READING TEXT:
Print version ISSN 1519-6984On-line version ISSN 1678-4375

Braz. J. Biol. vol.76 no.4 São Carlos Oct./Dec. 2016  Epub May 24, 2016

https://doi.org/10.1590/1519-6984.05615 

Articles

Antiparasitic drugs: in vitro tests against nematophagous fungi

Antiparasitários: teste in vitro contra fungos nematófagos

G. F. Ferreiraa 

T. M. Freitasa 

C. L. Gonçalvesa  * 

J. F. Mendesa 

J. N. Vieiraa 

J. P. Villareala 

P. S. Nascentea 

aMicrobiology and Parasitology Department, Institute of Biology, Universidade Federal de Pelotas – UFPel, Pelotas, RS, Brazil


Abstract

The use of biological agents has been intensified in recent years against eggs and larvae of gastrointestinal nematodes as an alternative control method in pasture plant health management, with the concomitant use with antiparasitic drugs still occurring. The aim of this study was to test the in vitro activity of the following antiparasitic drugs: Ivermectin and albendazole against the following nematophagous fungi: Paecilomyces fumosoroseus, Paecilomyces lilacinus and Paecilomyces variotii. The agar diffusion test was performed using an initial concentration of 0.0016g/mL of each drug, after solidification of the culture medium containing the drug concentration each nematophagous fungi was inoculated. The results showed that in a concentration of 80μg/mL, the fungal growth decreased, however, with the concentration of 160μg/mL, there was no fungal growth in both drugs, compared to the control, which indicates an inhibition in the development of the nematophagous fungi studied when they come in contact with ivermectin and albendazole.

Keywords:  ivermectin; albendazole; biological control

Resumo

O uso de agentes biológicos que atuam em ovos e larvas de nematódeos gastrintestinais como uma alternativa para o manejo de pastagens de saúde tem se intensificado nos últimos anos, bem como o uso concomitante com outros medicamentos antiparasitários. O objetivo deste estudo foi testar o efeito in vitro dos fármacos Ivermectina e Albendazol em fungos nematófagos Paecilomyces fumosoroseus, Paecilomyces lilacinus e Paecilomyces variotii. Foi utilizada a técnica de difusão em agar, sendo preparado a partir de uma concentração inicial de 0,0016g/mL de cada uma das drogas e diluídas em meio de cultura, com posterior semeadura dos fungos nematófagos. Os resultados mostraram que na concentração de 80μg/mL, o crescimento diminuiu, no entanto, com a concentração de 160μg/mL de ambas as drogas, não houve crescimento de fungos durante o período de estudo, em comparação com o controle, indicando a inibição do desenvolvimento dos fungos nematófagos estudados quando em contato com a Ivermectina e Albendazol.

DATA RECORDS:
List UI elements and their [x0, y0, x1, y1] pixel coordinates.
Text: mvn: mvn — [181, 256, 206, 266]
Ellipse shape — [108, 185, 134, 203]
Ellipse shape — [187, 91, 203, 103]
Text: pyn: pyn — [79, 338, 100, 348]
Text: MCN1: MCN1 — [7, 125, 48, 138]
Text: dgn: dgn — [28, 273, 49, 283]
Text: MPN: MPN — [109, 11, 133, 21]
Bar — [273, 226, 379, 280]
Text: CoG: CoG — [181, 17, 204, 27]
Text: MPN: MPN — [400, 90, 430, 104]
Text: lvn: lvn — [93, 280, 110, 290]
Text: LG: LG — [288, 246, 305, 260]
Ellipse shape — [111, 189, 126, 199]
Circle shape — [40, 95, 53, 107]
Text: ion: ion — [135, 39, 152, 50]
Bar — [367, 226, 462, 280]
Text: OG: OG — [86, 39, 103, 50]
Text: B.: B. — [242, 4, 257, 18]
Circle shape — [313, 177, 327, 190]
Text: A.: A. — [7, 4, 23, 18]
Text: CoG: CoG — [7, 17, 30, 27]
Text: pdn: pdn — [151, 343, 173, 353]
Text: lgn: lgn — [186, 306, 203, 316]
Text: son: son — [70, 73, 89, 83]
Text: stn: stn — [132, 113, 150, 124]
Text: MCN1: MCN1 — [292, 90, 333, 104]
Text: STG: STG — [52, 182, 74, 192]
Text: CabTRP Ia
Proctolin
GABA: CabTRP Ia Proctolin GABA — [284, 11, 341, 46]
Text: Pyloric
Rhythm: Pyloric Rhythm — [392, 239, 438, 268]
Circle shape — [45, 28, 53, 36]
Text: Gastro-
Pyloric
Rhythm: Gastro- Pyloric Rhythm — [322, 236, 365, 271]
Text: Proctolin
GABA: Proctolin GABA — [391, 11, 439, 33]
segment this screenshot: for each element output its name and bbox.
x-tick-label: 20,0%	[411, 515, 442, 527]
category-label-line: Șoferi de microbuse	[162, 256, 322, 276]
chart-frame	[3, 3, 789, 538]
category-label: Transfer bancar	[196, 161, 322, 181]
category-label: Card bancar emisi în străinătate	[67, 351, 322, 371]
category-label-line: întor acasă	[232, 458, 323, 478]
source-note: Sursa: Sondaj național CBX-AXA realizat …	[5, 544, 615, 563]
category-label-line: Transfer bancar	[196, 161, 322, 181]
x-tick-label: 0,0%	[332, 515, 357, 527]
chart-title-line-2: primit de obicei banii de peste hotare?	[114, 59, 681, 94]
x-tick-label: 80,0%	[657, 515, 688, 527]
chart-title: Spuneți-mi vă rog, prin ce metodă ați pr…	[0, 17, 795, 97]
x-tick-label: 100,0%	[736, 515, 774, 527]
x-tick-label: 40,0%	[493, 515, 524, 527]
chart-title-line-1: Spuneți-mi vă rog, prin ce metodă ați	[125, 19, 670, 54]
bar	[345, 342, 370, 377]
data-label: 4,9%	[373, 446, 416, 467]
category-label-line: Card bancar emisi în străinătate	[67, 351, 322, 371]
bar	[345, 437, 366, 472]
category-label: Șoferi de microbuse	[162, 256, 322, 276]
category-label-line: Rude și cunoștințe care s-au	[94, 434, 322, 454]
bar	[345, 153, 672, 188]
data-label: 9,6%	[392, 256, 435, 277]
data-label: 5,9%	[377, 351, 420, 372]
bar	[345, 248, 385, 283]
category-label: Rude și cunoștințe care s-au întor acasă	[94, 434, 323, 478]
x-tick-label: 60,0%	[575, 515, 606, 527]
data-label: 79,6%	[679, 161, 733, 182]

TASK 1: In the article on antiparasitic drugs and nematophagous fungi, rewrite the paragraph beginning "The use of biological agents has been intensified" as a short bulleted list that keeps its main facts.
TASK 2: According to the article on antiparasitic drugs and nematophagous fungi, what initial concentration of each drug was used in the agar diffusion test?
TASK 3: Resume the article on antiparasitic drugs and nematophagous fungi, continuing from the last sentence shown.

ANSWER SPACE 1:
- Biological agents are increasingly used against the eggs and larvae of gastrointestinal nematodes as an alternative control method in pasture plant health management, and antiparasitic drugs are still used at the same time.
- The study tested the in vitro activity of ivermectin and albendazole against three nematophagous fungi: Paecilomyces fumosoroseus, Paecilomyces lilacinus and Paecilomyces variotii.
- The method was the agar diffusion test, starting from 0.0016 g/mL of each drug. Each fungus was inoculated after the culture medium containing the drug had solidified.
- At 80 μg/mL, fungal growth decreased.
- At 160 μg/mL, neither drug allowed any fungal growth, compared with the control.
- These results indicate that ivermectin and albendazole inhibit the development of the fungi studied on contact.

ANSWER SPACE 2: An initial concentration of 0.0016 g/mL of each drug was used.

ANSWER SPACE 3:
Palavras-chave:  ivermectina; albendazol; controle biológico

1 Introduction

Gastrointestinal nematode infections are a limiting factor in the animal’s production in raised field systems (Waghorn et al., 2003). Several control programs have been developed with the goal of minimizing the side effects of endoparasitoses on ruminant production. Among this programs, we can highlight the use of anthelmintic compounds with the aimed of reduction of infective larvae on pasture by decreasing the population of adult parasites in animals. However, despite the use of antiparasitic compounds as main tools, its use have negative effects, such as: drug residues in animal products (Padilha, 1996), toxic effects in the environment and in non-target organisms (Lumaret and Errouissi, 2002) and the develop of anthelmintic resistance (Kaplan, 2004; Fortes and Molento, 2013).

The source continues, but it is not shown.